**Exercise description**
Your task is to copy every line of this material exactly.

(Stored items from a collection)
************
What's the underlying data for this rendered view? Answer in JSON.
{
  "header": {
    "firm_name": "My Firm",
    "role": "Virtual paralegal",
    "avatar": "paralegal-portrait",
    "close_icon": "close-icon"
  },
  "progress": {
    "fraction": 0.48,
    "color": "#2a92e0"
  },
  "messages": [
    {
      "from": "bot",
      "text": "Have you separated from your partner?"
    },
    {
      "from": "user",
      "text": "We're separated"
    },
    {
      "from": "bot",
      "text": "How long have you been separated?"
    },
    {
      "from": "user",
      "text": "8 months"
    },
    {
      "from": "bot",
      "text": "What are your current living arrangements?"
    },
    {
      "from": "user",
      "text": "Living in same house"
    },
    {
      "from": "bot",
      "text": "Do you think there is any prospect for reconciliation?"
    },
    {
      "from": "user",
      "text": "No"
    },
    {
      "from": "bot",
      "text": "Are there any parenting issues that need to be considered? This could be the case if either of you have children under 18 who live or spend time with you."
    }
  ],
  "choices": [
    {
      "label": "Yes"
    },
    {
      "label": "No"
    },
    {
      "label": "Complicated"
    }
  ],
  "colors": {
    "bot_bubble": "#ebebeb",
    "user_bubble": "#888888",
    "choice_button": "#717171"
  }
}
************
**Response to this task**
What's the underlying data for this rendered view? Answer in JSON.
{
  "header": {
    "firm_name": "My Firm",
    "role": "Virtual paralegal",
    "avatar": "paralegal-portrait",
    "close_icon": "close-icon"
  },
  "progress": {
    "fraction": 0.48,
    "color": "#2a92e0"
  },
  "messages": [
    {
      "from": "bot",
      "text": "Have you separated from your partner?"
    },
    {
      "from": "user",
      "text": "We're separated"
    },
    {
      "from": "bot",
      "text": "How long have you been separated?"
    },
    {
      "from": "user",
      "text": "8 months"
    },
    {
      "from": "bot",
      "text": "What are your current living arrangements?"
    },
    {
      "from": "user",
      "text": "Living in same house"
    },
    {
      "from": "bot",
      "text": "Do you think there is any prospect for reconciliation?"
    },
    {
      "from": "user",
      "text": "No"
    },
    {
      "from": "bot",
      "text": "Are there any parenting issues that need to be considered? This could be the case if either of you have children under 18 who live or spend time with you."
    }
  ],
  "choices": [
    {
      "label": "Yes"
    },
    {
      "label": "No"
    },
    {
      "label": "Complicated"
    }
  ],
  "colors": {
    "bot_bubble": "#ebebeb",
    "user_bubble": "#888888",
    "choice_button": "#717171"
  }
}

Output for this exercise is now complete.